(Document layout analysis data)

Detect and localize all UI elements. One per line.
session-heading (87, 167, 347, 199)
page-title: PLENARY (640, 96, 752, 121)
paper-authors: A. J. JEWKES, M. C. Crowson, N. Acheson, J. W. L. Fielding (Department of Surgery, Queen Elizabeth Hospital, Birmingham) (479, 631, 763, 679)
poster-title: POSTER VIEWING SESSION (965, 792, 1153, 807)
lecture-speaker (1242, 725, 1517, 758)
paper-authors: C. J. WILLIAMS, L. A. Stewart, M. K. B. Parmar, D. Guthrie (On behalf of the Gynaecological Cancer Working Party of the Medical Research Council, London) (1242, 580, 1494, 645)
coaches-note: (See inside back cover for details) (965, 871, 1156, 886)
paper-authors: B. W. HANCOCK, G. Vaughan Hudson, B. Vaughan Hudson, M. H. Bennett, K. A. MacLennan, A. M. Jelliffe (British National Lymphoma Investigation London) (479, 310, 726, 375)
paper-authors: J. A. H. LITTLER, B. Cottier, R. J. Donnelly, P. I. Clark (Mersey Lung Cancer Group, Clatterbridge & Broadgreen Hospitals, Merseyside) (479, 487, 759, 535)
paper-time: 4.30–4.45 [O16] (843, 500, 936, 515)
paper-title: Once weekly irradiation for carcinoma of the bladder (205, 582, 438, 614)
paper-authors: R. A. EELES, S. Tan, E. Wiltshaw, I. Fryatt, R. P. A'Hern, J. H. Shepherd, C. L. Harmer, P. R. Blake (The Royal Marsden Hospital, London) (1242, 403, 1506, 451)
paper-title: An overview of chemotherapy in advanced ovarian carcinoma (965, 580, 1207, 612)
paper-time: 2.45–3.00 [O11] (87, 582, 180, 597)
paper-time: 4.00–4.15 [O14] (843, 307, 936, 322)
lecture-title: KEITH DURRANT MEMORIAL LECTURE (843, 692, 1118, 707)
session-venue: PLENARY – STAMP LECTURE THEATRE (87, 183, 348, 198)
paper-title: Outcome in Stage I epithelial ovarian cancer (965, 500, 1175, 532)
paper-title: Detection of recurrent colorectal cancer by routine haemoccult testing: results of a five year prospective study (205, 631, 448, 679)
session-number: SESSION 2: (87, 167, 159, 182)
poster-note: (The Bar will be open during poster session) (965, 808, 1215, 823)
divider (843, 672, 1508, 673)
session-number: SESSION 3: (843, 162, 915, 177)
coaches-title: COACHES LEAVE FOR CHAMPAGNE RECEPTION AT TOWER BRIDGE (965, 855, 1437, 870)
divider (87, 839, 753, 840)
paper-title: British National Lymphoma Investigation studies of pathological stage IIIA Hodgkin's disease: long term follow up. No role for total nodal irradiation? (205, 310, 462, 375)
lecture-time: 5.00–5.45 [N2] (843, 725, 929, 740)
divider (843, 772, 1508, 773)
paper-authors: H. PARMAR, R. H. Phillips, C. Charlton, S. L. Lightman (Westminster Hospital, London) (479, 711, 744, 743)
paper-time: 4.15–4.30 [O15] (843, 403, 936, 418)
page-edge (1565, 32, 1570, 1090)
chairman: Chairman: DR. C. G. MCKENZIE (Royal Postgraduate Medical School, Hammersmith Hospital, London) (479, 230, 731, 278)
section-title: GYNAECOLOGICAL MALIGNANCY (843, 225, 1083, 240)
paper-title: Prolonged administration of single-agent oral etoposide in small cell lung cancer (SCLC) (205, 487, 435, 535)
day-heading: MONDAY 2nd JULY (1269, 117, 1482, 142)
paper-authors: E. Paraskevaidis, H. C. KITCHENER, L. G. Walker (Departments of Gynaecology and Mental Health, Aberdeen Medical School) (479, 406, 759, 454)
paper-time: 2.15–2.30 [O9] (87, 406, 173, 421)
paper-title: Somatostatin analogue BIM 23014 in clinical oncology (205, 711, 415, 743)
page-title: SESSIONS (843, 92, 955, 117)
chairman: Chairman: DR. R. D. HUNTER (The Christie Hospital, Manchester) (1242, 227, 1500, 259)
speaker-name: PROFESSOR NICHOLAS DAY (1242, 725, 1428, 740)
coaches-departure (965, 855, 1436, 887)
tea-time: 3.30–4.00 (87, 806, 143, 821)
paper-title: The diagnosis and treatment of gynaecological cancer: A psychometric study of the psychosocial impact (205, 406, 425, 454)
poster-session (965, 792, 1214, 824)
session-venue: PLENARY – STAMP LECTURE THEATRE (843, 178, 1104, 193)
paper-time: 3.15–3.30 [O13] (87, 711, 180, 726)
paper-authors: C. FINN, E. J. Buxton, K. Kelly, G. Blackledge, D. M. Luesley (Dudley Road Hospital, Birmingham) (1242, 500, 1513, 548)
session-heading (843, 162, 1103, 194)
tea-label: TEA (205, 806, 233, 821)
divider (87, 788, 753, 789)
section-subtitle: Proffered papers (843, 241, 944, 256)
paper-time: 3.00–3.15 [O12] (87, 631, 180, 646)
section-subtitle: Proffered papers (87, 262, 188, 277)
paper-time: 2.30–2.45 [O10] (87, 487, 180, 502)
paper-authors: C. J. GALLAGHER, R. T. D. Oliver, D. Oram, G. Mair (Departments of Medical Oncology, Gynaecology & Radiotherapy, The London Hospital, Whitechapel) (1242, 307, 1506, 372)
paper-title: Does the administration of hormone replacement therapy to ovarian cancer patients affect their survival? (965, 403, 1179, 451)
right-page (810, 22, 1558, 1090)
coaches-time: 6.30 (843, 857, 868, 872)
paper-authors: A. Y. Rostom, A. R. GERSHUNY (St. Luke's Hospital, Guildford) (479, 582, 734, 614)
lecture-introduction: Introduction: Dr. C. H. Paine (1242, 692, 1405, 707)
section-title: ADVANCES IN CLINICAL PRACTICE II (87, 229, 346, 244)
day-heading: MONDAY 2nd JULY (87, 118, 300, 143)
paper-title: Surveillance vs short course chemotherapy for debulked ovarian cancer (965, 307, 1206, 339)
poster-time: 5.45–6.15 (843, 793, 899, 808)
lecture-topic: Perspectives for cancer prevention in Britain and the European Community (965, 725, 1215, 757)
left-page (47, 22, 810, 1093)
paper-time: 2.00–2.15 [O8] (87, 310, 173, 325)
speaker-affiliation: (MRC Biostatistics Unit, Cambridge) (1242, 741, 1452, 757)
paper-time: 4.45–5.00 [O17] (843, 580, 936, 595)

### Assignment
Working from the entries above, filter out every line that lacks "School" and copy what remains.

### Reply to the exercise
chairman: Chairman: DR. C. G. MCKENZIE (Royal Postgraduate Medical School, Hammersmith Hospital, London) (479, 230, 731, 278)
paper-authors: E. Paraskevaidis, H. C. KITCHENER, L. G. Walker (Departments of Gynaecology and Mental Health, Aberdeen Medical School) (479, 406, 759, 454)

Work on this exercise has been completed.